> Task to carry out:
Select all lines in the records that include "أبريل".

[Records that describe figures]
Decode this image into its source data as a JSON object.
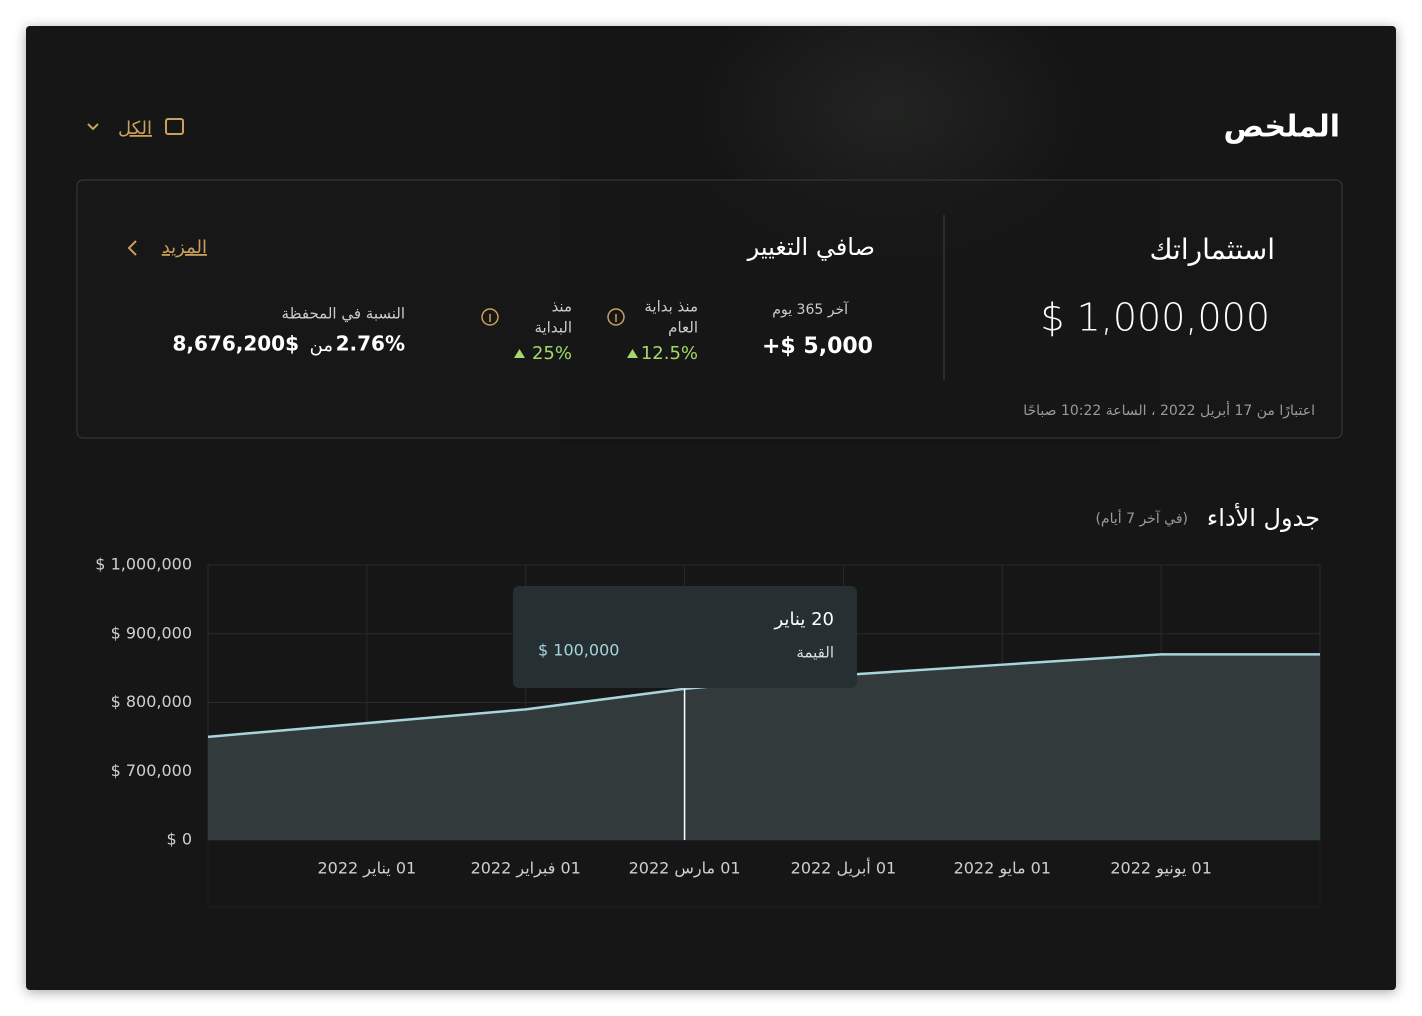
{
  "header": {
    "title": "الملخص",
    "filter": "الكل"
  },
  "summary": {
    "investments": {
      "title": "استثماراتك",
      "value": "$ 1,000,000",
      "as_of": "اعتبارًا من 17 أبريل 2022 ، الساعة 10:22 صباحًا"
    },
    "net_change": {
      "title": "صافي التغيير",
      "more": "المزيد",
      "last_365": {
        "label": "آخر 365 يوم",
        "value": "+$ 5,000"
      },
      "ytd": {
        "label_lines": [
          "منذ بداية",
          "العام"
        ],
        "value": "12.5%"
      },
      "since_start": {
        "label_lines": [
          "منذ",
          "البداية"
        ],
        "value": "25%"
      },
      "portfolio": {
        "label": "النسبة في المحفظة",
        "share": "2.76%",
        "of": "من",
        "total": "8,676,200$"
      }
    }
  },
  "chart_data": {
    "type": "line",
    "title": "جدول الأداء",
    "subtitle": "(في آخر 7 أيام)",
    "categories": [
      null,
      "01 يناير 2022",
      "01 فبراير 2022",
      "01 مارس 2022",
      "01 أبريل 2022",
      "01 مايو 2022",
      "01 يونيو 2022",
      null
    ],
    "values": [
      750000,
      770000,
      790000,
      820000,
      840000,
      855000,
      870000,
      870000
    ],
    "color": "#a8d4dc",
    "ylim": [
      0,
      1000000
    ],
    "yticks": [
      {
        "value": 0,
        "label": "$ 0"
      },
      {
        "value": 700000,
        "label": "$ 700,000"
      },
      {
        "value": 800000,
        "label": "$ 800,000"
      },
      {
        "value": 900000,
        "label": "$ 900,000"
      },
      {
        "value": 1000000,
        "label": "$ 1,000,000"
      }
    ],
    "grid": true,
    "tooltip": {
      "date": "20 يناير",
      "label": "القيمة",
      "value": "$ 100,000"
    }
  }
}
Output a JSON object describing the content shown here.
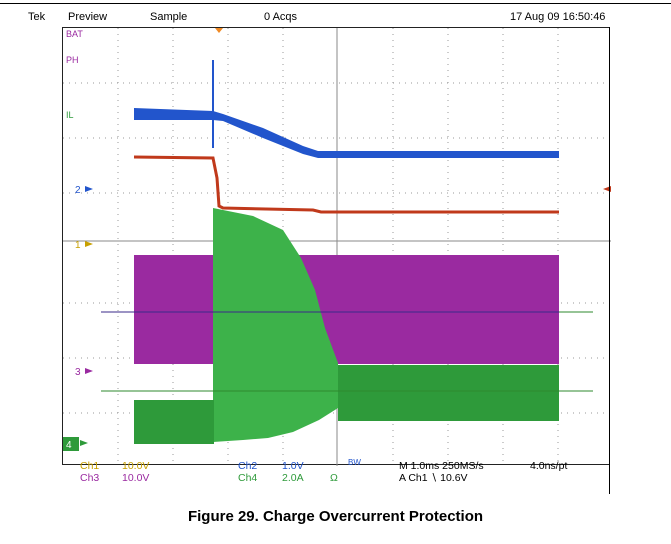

> Solution to this task:
      "as_of": "اعتبارًا من 17 أبريل 2022 ، الساعة 10:22 صباحًا"
      "01 أبريل 2022",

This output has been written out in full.